◆ Exercise material ◆
>> start

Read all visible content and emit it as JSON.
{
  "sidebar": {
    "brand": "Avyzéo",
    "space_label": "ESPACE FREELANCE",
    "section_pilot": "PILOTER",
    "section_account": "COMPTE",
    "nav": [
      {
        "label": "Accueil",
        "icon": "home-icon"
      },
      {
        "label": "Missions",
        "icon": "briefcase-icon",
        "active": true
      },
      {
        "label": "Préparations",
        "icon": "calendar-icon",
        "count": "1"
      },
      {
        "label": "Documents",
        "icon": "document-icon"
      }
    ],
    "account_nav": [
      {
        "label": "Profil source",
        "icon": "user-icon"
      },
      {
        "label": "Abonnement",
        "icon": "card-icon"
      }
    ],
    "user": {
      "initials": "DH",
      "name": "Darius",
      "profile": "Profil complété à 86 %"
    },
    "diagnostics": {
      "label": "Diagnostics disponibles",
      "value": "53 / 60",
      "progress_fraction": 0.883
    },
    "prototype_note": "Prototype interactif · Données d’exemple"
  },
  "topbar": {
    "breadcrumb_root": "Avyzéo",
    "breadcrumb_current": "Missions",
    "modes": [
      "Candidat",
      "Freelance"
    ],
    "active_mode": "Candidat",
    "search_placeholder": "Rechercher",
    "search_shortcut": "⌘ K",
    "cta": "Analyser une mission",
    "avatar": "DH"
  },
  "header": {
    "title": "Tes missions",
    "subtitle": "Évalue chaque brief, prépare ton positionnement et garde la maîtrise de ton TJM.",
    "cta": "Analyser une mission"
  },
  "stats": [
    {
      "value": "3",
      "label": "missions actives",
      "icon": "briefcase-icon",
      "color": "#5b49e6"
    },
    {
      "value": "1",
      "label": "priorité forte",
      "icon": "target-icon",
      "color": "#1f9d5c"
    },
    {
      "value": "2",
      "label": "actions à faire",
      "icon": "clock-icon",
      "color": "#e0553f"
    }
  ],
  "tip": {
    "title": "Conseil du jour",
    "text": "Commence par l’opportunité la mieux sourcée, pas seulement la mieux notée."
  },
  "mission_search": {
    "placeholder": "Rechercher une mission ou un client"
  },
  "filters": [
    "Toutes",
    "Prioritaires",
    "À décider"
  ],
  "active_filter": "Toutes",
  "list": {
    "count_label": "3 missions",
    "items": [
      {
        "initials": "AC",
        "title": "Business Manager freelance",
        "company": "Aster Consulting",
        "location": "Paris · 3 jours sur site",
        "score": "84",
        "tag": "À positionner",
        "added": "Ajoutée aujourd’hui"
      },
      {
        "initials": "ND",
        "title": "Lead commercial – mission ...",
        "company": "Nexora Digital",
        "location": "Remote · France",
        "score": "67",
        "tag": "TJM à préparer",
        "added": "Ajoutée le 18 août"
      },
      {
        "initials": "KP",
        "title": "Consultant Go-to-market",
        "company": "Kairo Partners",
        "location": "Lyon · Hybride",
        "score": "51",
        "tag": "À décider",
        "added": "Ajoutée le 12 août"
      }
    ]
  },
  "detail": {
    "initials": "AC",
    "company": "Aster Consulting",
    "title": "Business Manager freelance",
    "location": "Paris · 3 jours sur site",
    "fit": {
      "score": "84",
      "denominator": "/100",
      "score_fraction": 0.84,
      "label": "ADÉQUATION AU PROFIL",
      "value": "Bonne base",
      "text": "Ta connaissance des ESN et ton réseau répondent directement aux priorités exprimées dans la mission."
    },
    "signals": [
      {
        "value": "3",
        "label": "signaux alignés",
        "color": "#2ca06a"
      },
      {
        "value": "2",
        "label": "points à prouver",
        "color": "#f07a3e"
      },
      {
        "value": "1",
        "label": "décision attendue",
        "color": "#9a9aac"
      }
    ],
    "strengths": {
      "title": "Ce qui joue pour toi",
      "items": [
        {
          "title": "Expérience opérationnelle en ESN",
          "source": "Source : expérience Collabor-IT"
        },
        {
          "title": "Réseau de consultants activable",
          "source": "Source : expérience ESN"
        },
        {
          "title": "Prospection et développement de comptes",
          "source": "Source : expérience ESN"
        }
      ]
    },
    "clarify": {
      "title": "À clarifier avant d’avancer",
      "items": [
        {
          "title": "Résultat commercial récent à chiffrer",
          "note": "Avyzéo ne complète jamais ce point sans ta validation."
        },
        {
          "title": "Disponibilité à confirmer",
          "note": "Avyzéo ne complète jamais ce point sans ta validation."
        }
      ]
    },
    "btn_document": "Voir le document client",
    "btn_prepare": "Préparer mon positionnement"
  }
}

>> end

◆ Exercise requirements ◆
Extract the listing in its entirety, matching it exactly.

◆ Written solution ◆
Read all visible content and emit it as JSON.
{
  "sidebar": {
    "brand": "Avyzéo",
    "space_label": "ESPACE FREELANCE",
    "section_pilot": "PILOTER",
    "section_account": "COMPTE",
    "nav": [
      {
        "label": "Accueil",
        "icon": "home-icon"
      },
      {
        "label": "Missions",
        "icon": "briefcase-icon",
        "active": true
      },
      {
        "label": "Préparations",
        "icon": "calendar-icon",
        "count": "1"
      },
      {
        "label": "Documents",
        "icon": "document-icon"
      }
    ],
    "account_nav": [
      {
        "label": "Profil source",
        "icon": "user-icon"
      },
      {
        "label": "Abonnement",
        "icon": "card-icon"
      }
    ],
    "user": {
      "initials": "DH",
      "name": "Darius",
      "profile": "Profil complété à 86 %"
    },
    "diagnostics": {
      "label": "Diagnostics disponibles",
      "value": "53 / 60",
      "progress_fraction": 0.883
    },
    "prototype_note": "Prototype interactif · Données d’exemple"
  },
  "topbar": {
    "breadcrumb_root": "Avyzéo",
    "breadcrumb_current": "Missions",
    "modes": [
      "Candidat",
      "Freelance"
    ],
    "active_mode": "Candidat",
    "search_placeholder": "Rechercher",
    "search_shortcut": "⌘ K",
    "cta": "Analyser une mission",
    "avatar": "DH"
  },
  "header": {
    "title": "Tes missions",
    "subtitle": "Évalue chaque brief, prépare ton positionnement et garde la maîtrise de ton TJM.",
    "cta": "Analyser une mission"
  },
  "stats": [
    {
      "value": "3",
      "label": "missions actives",
      "icon": "briefcase-icon",
      "color": "#5b49e6"
    },
    {
      "value": "1",
      "label": "priorité forte",
      "icon": "target-icon",
      "color": "#1f9d5c"
    },
    {
      "value": "2",
      "label": "actions à faire",
      "icon": "clock-icon",
      "color": "#e0553f"
    }
  ],
  "tip": {
    "title": "Conseil du jour",
    "text": "Commence par l’opportunité la mieux sourcée, pas seulement la mieux notée."
  },
  "mission_search": {
    "placeholder": "Rechercher une mission ou un client"
  },
  "filters": [
    "Toutes",
    "Prioritaires",
    "À décider"
  ],
  "active_filter": "Toutes",
  "list": {
    "count_label": "3 missions",
    "items": [
      {
        "initials": "AC",
        "title": "Business Manager freelance",
        "company": "Aster Consulting",
        "location": "Paris · 3 jours sur site",
        "score": "84",
        "tag": "À positionner",
        "added": "Ajoutée aujourd’hui"
      },
      {
        "initials": "ND",
        "title": "Lead commercial – mission ...",
        "company": "Nexora Digital",
        "location": "Remote · France",
        "score": "67",
        "tag": "TJM à préparer",
        "added": "Ajoutée le 18 août"
      },
      {
        "initials": "KP",
        "title": "Consultant Go-to-market",
        "company": "Kairo Partners",
        "location": "Lyon · Hybride",
        "score": "51",
        "tag": "À décider",
        "added": "Ajoutée le 12 août"
      }
    ]
  },
  "detail": {
    "initials": "AC",
    "company": "Aster Consulting",
    "title": "Business Manager freelance",
    "location": "Paris · 3 jours sur site",
    "fit": {
      "score": "84",
      "denominator": "/100",
      "score_fraction": 0.84,
      "label": "ADÉQUATION AU PROFIL",
      "value": "Bonne base",
      "text": "Ta connaissance des ESN et ton réseau répondent directement aux priorités exprimées dans la mission."
    },
    "signals": [
      {
        "value": "3",
        "label": "signaux alignés",
        "color": "#2ca06a"
      },
      {
        "value": "2",
        "label": "points à prouver",
        "color": "#f07a3e"
      },
      {
        "value": "1",
        "label": "décision attendue",
        "color": "#9a9aac"
      }
    ],
    "strengths": {
      "title": "Ce qui joue pour toi",
      "items": [
        {
          "title": "Expérience opérationnelle en ESN",
          "source": "Source : expérience Collabor-IT"
        },
        {
          "title": "Réseau de consultants activable",
          "source": "Source : expérience ESN"
        },
        {
          "title": "Prospection et développement de comptes",
          "source": "Source : expérience ESN"
        }
      ]
    },
    "clarify": {
      "title": "À clarifier avant d’avancer",
      "items": [
        {
          "title": "Résultat commercial récent à chiffrer",
          "note": "Avyzéo ne complète jamais ce point sans ta validation."
        },
        {
          "title": "Disponibilité à confirmer",
          "note": "Avyzéo ne complète jamais ce point sans ta validation."
        }
      ]
    },
    "btn_document": "Voir le document client",
    "btn_prepare": "Préparer mon positionnement"
  }
}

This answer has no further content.